◆ Request
Select lines where the word "JSON" appears.

◆ Data in this exercise
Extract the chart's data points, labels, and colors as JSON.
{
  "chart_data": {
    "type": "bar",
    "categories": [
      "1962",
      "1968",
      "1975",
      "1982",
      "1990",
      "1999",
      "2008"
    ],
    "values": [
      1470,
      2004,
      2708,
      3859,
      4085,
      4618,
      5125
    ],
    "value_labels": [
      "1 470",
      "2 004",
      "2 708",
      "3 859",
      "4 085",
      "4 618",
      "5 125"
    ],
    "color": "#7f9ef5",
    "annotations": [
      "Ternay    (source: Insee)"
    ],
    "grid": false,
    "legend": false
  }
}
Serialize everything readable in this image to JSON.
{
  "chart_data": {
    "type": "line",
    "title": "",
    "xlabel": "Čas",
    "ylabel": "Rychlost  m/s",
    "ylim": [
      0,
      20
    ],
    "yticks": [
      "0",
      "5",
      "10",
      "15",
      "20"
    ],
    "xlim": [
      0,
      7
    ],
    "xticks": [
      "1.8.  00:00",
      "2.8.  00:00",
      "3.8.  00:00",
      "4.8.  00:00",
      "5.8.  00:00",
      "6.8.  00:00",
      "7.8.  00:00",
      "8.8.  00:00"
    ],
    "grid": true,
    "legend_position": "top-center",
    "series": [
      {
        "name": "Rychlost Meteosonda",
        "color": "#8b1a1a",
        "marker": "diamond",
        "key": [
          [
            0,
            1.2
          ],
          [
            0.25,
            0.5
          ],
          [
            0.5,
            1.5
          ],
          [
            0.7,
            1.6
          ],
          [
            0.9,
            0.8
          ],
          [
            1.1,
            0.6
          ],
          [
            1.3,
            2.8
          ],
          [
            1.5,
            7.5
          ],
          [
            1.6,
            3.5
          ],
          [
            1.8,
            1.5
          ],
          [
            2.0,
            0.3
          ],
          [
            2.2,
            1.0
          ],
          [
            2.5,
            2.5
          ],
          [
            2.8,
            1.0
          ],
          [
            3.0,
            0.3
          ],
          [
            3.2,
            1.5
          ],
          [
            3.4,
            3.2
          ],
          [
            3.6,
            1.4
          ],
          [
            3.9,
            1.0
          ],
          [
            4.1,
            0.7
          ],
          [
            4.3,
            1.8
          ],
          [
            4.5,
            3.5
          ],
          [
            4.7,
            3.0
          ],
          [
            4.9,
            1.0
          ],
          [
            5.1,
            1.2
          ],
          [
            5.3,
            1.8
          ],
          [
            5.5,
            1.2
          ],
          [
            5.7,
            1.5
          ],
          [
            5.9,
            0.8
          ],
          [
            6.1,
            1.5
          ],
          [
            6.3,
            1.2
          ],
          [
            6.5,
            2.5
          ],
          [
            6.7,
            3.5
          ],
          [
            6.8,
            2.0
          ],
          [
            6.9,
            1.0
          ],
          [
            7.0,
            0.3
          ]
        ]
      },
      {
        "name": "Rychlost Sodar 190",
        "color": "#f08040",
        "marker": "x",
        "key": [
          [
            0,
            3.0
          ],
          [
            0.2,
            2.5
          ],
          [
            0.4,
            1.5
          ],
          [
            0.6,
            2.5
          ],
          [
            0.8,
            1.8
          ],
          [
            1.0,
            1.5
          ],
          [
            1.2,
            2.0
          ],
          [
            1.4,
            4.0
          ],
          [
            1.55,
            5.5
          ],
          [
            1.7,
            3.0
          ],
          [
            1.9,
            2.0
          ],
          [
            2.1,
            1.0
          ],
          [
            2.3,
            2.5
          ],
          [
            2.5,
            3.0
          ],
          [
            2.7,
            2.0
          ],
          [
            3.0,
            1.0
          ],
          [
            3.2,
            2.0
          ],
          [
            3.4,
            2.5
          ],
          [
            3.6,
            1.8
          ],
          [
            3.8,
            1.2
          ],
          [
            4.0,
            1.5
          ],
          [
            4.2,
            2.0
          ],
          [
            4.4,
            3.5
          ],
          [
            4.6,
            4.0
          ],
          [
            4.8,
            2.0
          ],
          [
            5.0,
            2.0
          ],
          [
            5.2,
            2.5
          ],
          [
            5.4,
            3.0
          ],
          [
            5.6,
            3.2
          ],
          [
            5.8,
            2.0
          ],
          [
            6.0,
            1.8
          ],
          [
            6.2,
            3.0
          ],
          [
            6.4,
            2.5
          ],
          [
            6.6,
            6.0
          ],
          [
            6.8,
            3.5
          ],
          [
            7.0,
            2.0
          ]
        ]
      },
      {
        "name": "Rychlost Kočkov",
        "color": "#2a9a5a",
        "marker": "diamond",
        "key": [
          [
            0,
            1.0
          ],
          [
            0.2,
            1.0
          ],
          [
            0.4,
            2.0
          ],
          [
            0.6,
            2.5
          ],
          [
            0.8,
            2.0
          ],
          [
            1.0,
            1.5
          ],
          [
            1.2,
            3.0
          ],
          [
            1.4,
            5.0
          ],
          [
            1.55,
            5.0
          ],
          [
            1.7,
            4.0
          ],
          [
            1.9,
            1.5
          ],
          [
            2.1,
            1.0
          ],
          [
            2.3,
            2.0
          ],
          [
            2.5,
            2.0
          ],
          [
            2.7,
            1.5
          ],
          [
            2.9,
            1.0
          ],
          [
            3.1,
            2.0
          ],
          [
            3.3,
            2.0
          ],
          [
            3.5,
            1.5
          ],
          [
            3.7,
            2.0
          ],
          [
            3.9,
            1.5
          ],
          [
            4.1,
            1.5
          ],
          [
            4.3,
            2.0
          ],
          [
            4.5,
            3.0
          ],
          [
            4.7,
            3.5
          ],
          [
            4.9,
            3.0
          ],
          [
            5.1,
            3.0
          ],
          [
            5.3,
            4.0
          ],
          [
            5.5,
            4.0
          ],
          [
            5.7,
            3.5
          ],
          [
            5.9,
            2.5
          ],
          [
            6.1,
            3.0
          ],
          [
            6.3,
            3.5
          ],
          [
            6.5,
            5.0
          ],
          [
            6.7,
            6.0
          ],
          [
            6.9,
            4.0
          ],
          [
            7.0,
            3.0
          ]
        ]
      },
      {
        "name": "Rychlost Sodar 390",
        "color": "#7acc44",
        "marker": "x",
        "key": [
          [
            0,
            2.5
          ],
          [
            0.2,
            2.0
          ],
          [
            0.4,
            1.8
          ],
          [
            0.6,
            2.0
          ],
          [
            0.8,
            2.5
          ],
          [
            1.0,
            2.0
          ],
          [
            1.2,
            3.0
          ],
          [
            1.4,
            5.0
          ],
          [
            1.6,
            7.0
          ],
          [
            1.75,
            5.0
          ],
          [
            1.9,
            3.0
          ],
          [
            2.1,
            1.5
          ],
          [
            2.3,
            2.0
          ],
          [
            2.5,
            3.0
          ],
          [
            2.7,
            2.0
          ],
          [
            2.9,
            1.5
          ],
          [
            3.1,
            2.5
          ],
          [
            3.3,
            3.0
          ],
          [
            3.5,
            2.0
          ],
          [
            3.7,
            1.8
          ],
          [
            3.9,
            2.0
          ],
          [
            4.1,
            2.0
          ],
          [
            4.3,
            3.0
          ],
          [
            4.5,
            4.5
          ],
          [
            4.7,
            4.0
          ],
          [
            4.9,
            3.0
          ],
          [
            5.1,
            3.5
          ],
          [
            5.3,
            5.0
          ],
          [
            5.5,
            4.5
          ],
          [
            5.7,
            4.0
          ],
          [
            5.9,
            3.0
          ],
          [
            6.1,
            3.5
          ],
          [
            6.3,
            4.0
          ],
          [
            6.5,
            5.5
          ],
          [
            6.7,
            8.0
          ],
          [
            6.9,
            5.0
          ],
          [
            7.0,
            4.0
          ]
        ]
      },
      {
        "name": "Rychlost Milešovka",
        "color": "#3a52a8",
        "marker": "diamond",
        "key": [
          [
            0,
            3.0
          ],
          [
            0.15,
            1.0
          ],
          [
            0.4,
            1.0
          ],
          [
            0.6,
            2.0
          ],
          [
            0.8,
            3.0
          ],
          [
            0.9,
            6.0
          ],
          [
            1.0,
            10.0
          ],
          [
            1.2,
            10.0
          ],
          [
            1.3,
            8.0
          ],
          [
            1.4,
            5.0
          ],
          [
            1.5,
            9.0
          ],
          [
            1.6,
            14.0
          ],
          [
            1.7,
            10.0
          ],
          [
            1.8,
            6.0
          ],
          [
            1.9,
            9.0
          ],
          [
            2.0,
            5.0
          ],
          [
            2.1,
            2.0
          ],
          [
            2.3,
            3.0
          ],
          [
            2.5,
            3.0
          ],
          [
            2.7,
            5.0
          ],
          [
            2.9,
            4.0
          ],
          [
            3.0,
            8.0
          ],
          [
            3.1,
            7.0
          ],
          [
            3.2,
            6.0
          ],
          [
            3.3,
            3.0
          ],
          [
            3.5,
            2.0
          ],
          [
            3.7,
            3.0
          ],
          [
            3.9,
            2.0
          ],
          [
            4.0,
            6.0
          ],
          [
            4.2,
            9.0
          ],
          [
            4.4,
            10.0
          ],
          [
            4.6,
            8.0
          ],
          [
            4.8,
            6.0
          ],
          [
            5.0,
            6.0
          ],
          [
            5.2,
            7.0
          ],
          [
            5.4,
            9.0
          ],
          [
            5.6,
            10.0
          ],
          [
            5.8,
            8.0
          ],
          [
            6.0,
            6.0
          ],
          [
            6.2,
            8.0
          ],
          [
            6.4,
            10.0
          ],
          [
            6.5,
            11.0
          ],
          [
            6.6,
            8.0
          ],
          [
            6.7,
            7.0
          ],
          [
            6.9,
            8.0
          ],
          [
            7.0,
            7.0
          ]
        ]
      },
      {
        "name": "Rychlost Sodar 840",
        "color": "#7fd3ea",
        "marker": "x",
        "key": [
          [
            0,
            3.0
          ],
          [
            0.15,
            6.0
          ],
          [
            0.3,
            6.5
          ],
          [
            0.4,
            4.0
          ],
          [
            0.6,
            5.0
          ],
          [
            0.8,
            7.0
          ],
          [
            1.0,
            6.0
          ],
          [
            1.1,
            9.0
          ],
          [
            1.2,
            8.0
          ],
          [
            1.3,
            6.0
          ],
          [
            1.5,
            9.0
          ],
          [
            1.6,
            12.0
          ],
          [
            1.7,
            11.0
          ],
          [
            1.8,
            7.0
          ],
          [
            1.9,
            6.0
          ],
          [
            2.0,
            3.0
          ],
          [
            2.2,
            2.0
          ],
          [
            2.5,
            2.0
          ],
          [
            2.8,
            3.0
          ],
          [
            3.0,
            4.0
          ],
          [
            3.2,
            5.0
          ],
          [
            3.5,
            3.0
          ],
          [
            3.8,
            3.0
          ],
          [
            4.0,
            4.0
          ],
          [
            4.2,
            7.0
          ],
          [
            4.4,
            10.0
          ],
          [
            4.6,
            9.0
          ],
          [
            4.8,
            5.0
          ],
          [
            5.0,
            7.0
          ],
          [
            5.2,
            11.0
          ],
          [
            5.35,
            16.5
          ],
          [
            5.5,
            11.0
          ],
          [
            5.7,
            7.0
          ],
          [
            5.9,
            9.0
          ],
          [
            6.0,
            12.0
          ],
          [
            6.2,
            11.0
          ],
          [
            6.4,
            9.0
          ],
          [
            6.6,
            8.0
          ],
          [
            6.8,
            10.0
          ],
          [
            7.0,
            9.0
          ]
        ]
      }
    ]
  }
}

◆ Solution for this task
Extract the chart's data points, labels, and colors as JSON.
Serialize everything readable in this image to JSON.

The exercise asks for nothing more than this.